» Stated goal: Transcribe each entry below exactly. Pictures do not go in the copy.

» Raw records:
·····

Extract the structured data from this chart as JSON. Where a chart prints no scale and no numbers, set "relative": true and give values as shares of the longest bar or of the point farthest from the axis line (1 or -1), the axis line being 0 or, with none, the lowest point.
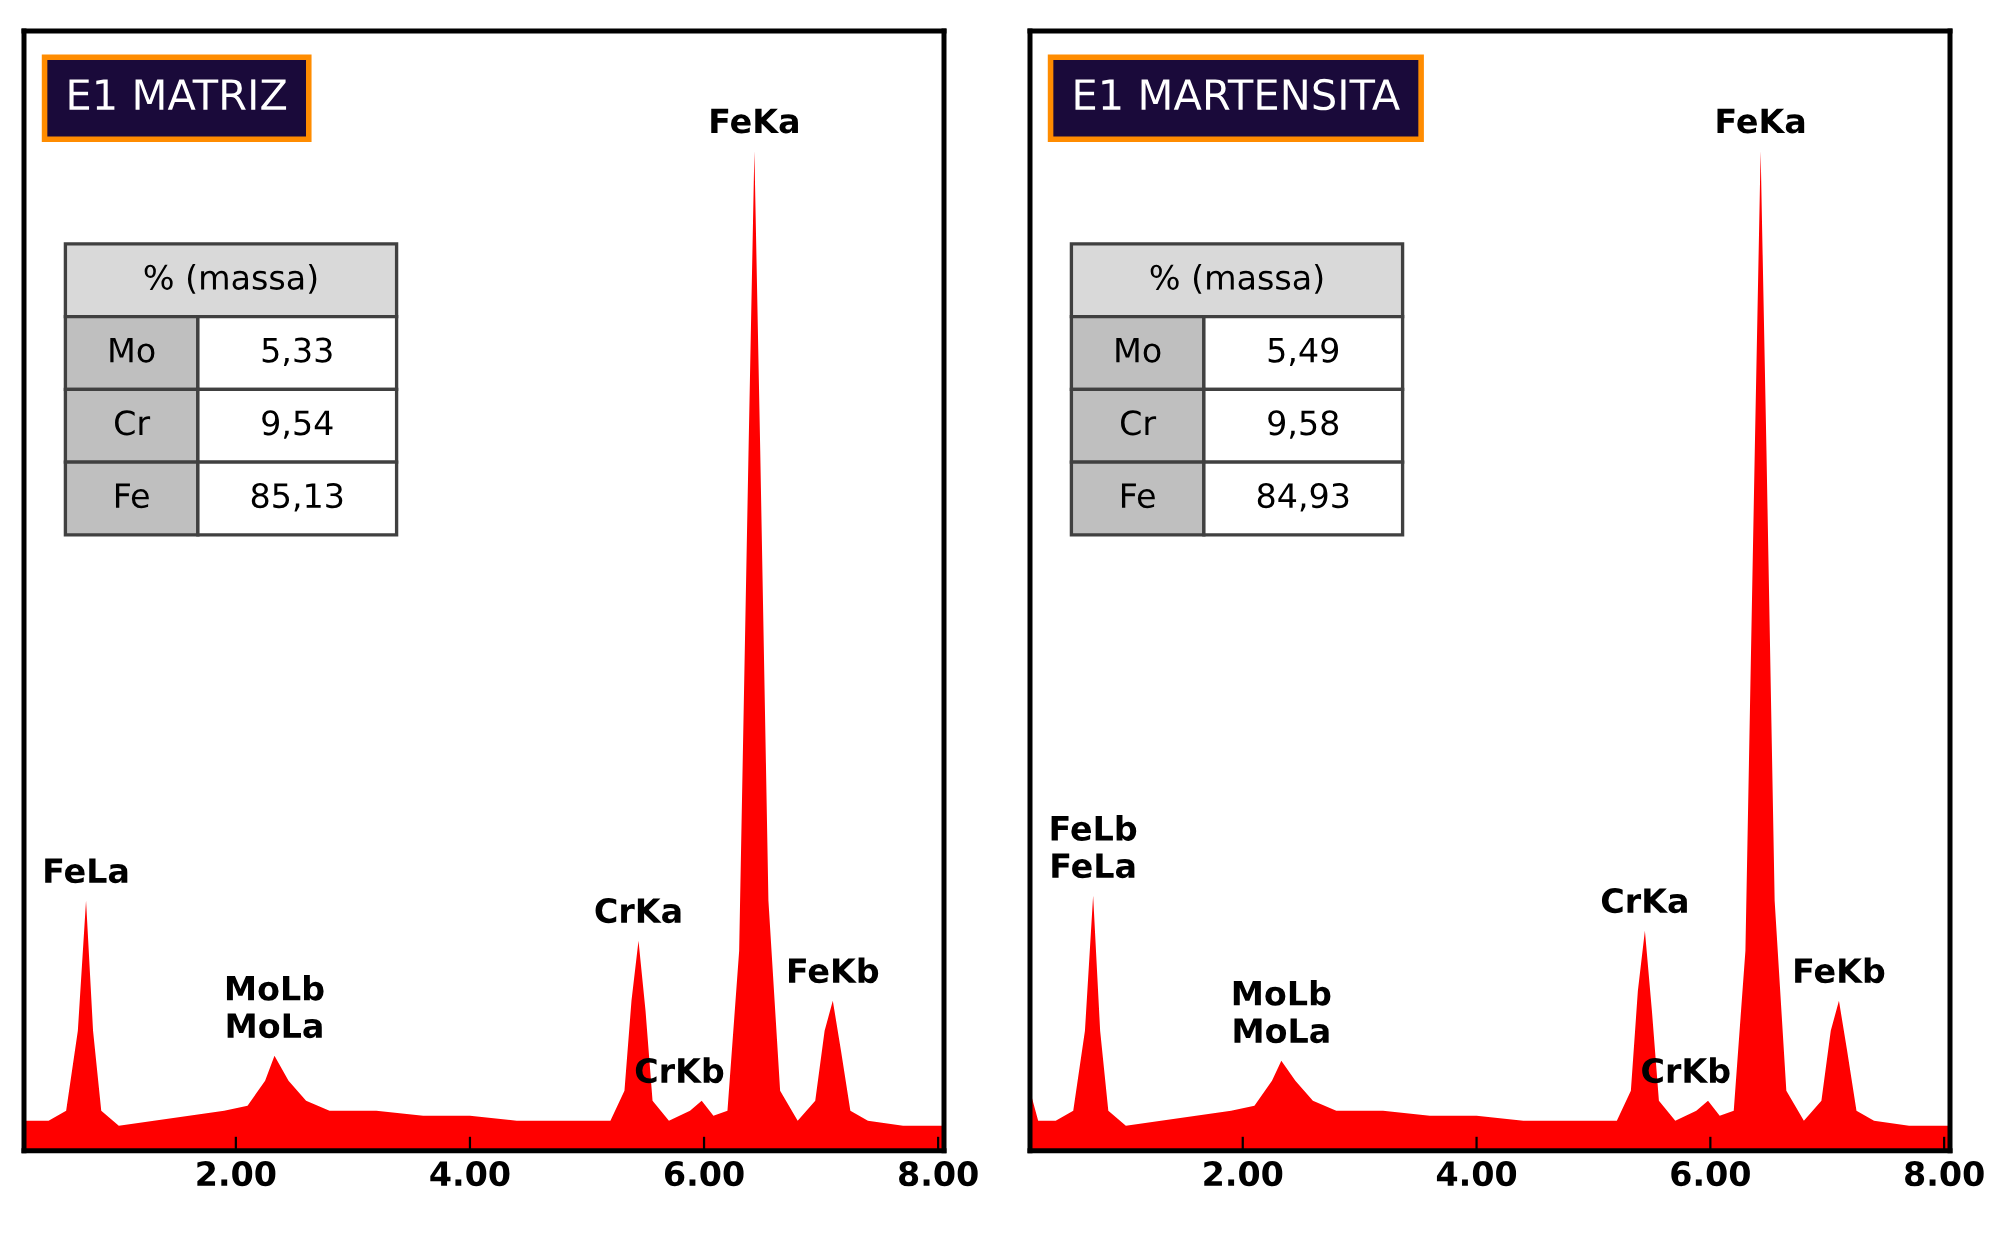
{
  "chart_data": [
    {
      "type": "area",
      "title": "E1 MATRIZ",
      "relative": true,
      "color": "#ff0000",
      "grid": false,
      "xlim": [
        0.19,
        8.05
      ],
      "xticks": [
        {
          "value": 2,
          "label": "2.00"
        },
        {
          "value": 4,
          "label": "4.00"
        },
        {
          "value": 6,
          "label": "6.00"
        },
        {
          "value": 8,
          "label": "8.00"
        }
      ],
      "x": [
        0.19,
        0.4,
        0.55,
        0.65,
        0.72,
        0.78,
        0.85,
        1.0,
        1.3,
        1.6,
        1.9,
        2.1,
        2.25,
        2.33,
        2.45,
        2.6,
        2.8,
        3.2,
        3.6,
        4.0,
        4.4,
        4.8,
        5.2,
        5.32,
        5.38,
        5.44,
        5.5,
        5.56,
        5.7,
        5.88,
        5.98,
        6.08,
        6.2,
        6.3,
        6.38,
        6.43,
        6.48,
        6.55,
        6.65,
        6.8,
        6.95,
        7.03,
        7.1,
        7.17,
        7.25,
        7.4,
        7.7,
        8.05
      ],
      "values": [
        0.03,
        0.03,
        0.04,
        0.12,
        0.25,
        0.12,
        0.04,
        0.025,
        0.03,
        0.035,
        0.04,
        0.045,
        0.07,
        0.095,
        0.07,
        0.05,
        0.04,
        0.04,
        0.035,
        0.035,
        0.03,
        0.03,
        0.03,
        0.06,
        0.15,
        0.21,
        0.14,
        0.05,
        0.03,
        0.04,
        0.05,
        0.035,
        0.04,
        0.2,
        0.7,
        1.0,
        0.7,
        0.25,
        0.06,
        0.03,
        0.05,
        0.12,
        0.15,
        0.1,
        0.04,
        0.03,
        0.025,
        0.025
      ],
      "annotations": [
        "% (massa)",
        "Mo",
        "5,33",
        "Cr",
        "9,54",
        "Fe",
        "85,13",
        {
          "text": "FeLa",
          "x": 0.72,
          "y": 0.25
        },
        {
          "text": "MoLb\nMoLa",
          "x": 2.33,
          "y": 0.095
        },
        {
          "text": "CrKa",
          "x": 5.44,
          "y": 0.21
        },
        {
          "text": "CrKb",
          "x": 5.98,
          "y": 0.05
        },
        {
          "text": "FeKa",
          "x": 6.43,
          "y": 1.0
        },
        {
          "text": "FeKb",
          "x": 7.1,
          "y": 0.15
        }
      ]
    },
    {
      "type": "area",
      "title": "E1 MARTENSITA",
      "relative": true,
      "color": "#ff0000",
      "grid": false,
      "xlim": [
        0.18,
        8.05
      ],
      "xticks": [
        {
          "value": 2,
          "label": "2.00"
        },
        {
          "value": 4,
          "label": "4.00"
        },
        {
          "value": 6,
          "label": "6.00"
        },
        {
          "value": 8,
          "label": "8.00"
        }
      ],
      "x": [
        0.18,
        0.25,
        0.4,
        0.55,
        0.65,
        0.72,
        0.78,
        0.85,
        1.0,
        1.3,
        1.6,
        1.9,
        2.1,
        2.25,
        2.33,
        2.45,
        2.6,
        2.8,
        3.2,
        3.6,
        4.0,
        4.4,
        4.8,
        5.2,
        5.32,
        5.38,
        5.44,
        5.5,
        5.56,
        5.7,
        5.88,
        5.98,
        6.08,
        6.2,
        6.3,
        6.38,
        6.43,
        6.48,
        6.55,
        6.65,
        6.8,
        6.95,
        7.03,
        7.1,
        7.17,
        7.25,
        7.4,
        7.7,
        8.05
      ],
      "values": [
        0.06,
        0.03,
        0.03,
        0.04,
        0.12,
        0.255,
        0.12,
        0.04,
        0.025,
        0.03,
        0.035,
        0.04,
        0.045,
        0.07,
        0.09,
        0.07,
        0.05,
        0.04,
        0.04,
        0.035,
        0.035,
        0.03,
        0.03,
        0.03,
        0.06,
        0.16,
        0.22,
        0.14,
        0.05,
        0.03,
        0.04,
        0.05,
        0.035,
        0.04,
        0.2,
        0.7,
        1.0,
        0.7,
        0.25,
        0.06,
        0.03,
        0.05,
        0.12,
        0.15,
        0.1,
        0.04,
        0.03,
        0.025,
        0.025
      ],
      "annotations": [
        "% (massa)",
        "Mo",
        "5,49",
        "Cr",
        "9,58",
        "Fe",
        "84,93",
        {
          "text": "FeLb\nFeLa",
          "x": 0.72,
          "y": 0.255
        },
        {
          "text": "MoLb\nMoLa",
          "x": 2.33,
          "y": 0.09
        },
        {
          "text": "CrKa",
          "x": 5.44,
          "y": 0.22
        },
        {
          "text": "CrKb",
          "x": 5.98,
          "y": 0.05
        },
        {
          "text": "FeKa",
          "x": 6.43,
          "y": 1.0
        },
        {
          "text": "FeKb",
          "x": 7.1,
          "y": 0.15
        }
      ]
    }
  ]
}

·····

» Task answer:
Extract the structured data from this chart as JSON. Where a chart prints no scale and no numbers, set "relative": true and give values as shares of the longest bar or of the point farthest from the axis line (1 or -1), the axis line being 0 or, with none, the lowest point.
{
  "chart_data": [
    {
      "type": "area",
      "title": "E1 MATRIZ",
      "relative": true,
      "color": "#ff0000",
      "grid": false,
      "xlim": [
        0.19,
        8.05
      ],
      "xticks": [
        {
          "value": 2,
          "label": "2.00"
        },
        {
          "value": 4,
          "label": "4.00"
        },
        {
          "value": 6,
          "label": "6.00"
        },
        {
          "value": 8,
          "label": "8.00"
        }
      ],
      "x": [
        0.19,
        0.4,
        0.55,
        0.65,
        0.72,
        0.78,
        0.85,
        1.0,
        1.3,
        1.6,
        1.9,
        2.1,
        2.25,
        2.33,
        2.45,
        2.6,
        2.8,
        3.2,
        3.6,
        4.0,
        4.4,
        4.8,
        5.2,
        5.32,
        5.38,
        5.44,
        5.5,
        5.56,
        5.7,
        5.88,
        5.98,
        6.08,
        6.2,
        6.3,
        6.38,
        6.43,
        6.48,
        6.55,
        6.65,
        6.8,
        6.95,
        7.03,
        7.1,
        7.17,
        7.25,
        7.4,
        7.7,
        8.05
      ],
      "values": [
        0.03,
        0.03,
        0.04,
        0.12,
        0.25,
        0.12,
        0.04,
        0.025,
        0.03,
        0.035,
        0.04,
        0.045,
        0.07,
        0.095,
        0.07,
        0.05,
        0.04,
        0.04,
        0.035,
        0.035,
        0.03,
        0.03,
        0.03,
        0.06,
        0.15,
        0.21,
        0.14,
        0.05,
        0.03,
        0.04,
        0.05,
        0.035,
        0.04,
        0.2,
        0.7,
        1.0,
        0.7,
        0.25,
        0.06,
        0.03,
        0.05,
        0.12,
        0.15,
        0.1,
        0.04,
        0.03,
        0.025,
        0.025
      ],
      "annotations": [
        "% (massa)",
        "Mo",
        "5,33",
        "Cr",
        "9,54",
        "Fe",
        "85,13",
        {
          "text": "FeLa",
          "x": 0.72,
          "y": 0.25
        },
        {
          "text": "MoLb\nMoLa",
          "x": 2.33,
          "y": 0.095
        },
        {
          "text": "CrKa",
          "x": 5.44,
          "y": 0.21
        },
        {
          "text": "CrKb",
          "x": 5.98,
          "y": 0.05
        },
        {
          "text": "FeKa",
          "x": 6.43,
          "y": 1.0
        },
        {
          "text": "FeKb",
          "x": 7.1,
          "y": 0.15
        }
      ]
    },
    {
      "type": "area",
      "title": "E1 MARTENSITA",
      "relative": true,
      "color": "#ff0000",
      "grid": false,
      "xlim": [
        0.18,
        8.05
      ],
      "xticks": [
        {
          "value": 2,
          "label": "2.00"
        },
        {
          "value": 4,
          "label": "4.00"
        },
        {
          "value": 6,
          "label": "6.00"
        },
        {
          "value": 8,
          "label": "8.00"
        }
      ],
      "x": [
        0.18,
        0.25,
        0.4,
        0.55,
        0.65,
        0.72,
        0.78,
        0.85,
        1.0,
        1.3,
        1.6,
        1.9,
        2.1,
        2.25,
        2.33,
        2.45,
        2.6,
        2.8,
        3.2,
        3.6,
        4.0,
        4.4,
        4.8,
        5.2,
        5.32,
        5.38,
        5.44,
        5.5,
        5.56,
        5.7,
        5.88,
        5.98,
        6.08,
        6.2,
        6.3,
        6.38,
        6.43,
        6.48,
        6.55,
        6.65,
        6.8,
        6.95,
        7.03,
        7.1,
        7.17,
        7.25,
        7.4,
        7.7,
        8.05
      ],
      "values": [
        0.06,
        0.03,
        0.03,
        0.04,
        0.12,
        0.255,
        0.12,
        0.04,
        0.025,
        0.03,
        0.035,
        0.04,
        0.045,
        0.07,
        0.09,
        0.07,
        0.05,
        0.04,
        0.04,
        0.035,
        0.035,
        0.03,
        0.03,
        0.03,
        0.06,
        0.16,
        0.22,
        0.14,
        0.05,
        0.03,
        0.04,
        0.05,
        0.035,
        0.04,
        0.2,
        0.7,
        1.0,
        0.7,
        0.25,
        0.06,
        0.03,
        0.05,
        0.12,
        0.15,
        0.1,
        0.04,
        0.03,
        0.025,
        0.025
      ],
      "annotations": [
        "% (massa)",
        "Mo",
        "5,49",
        "Cr",
        "9,58",
        "Fe",
        "84,93",
        {
          "text": "FeLb\nFeLa",
          "x": 0.72,
          "y": 0.255
        },
        {
          "text": "MoLb\nMoLa",
          "x": 2.33,
          "y": 0.09
        },
        {
          "text": "CrKa",
          "x": 5.44,
          "y": 0.22
        },
        {
          "text": "CrKb",
          "x": 5.98,
          "y": 0.05
        },
        {
          "text": "FeKa",
          "x": 6.43,
          "y": 1.0
        },
        {
          "text": "FeKb",
          "x": 7.1,
          "y": 0.15
        }
      ]
    }
  ]
}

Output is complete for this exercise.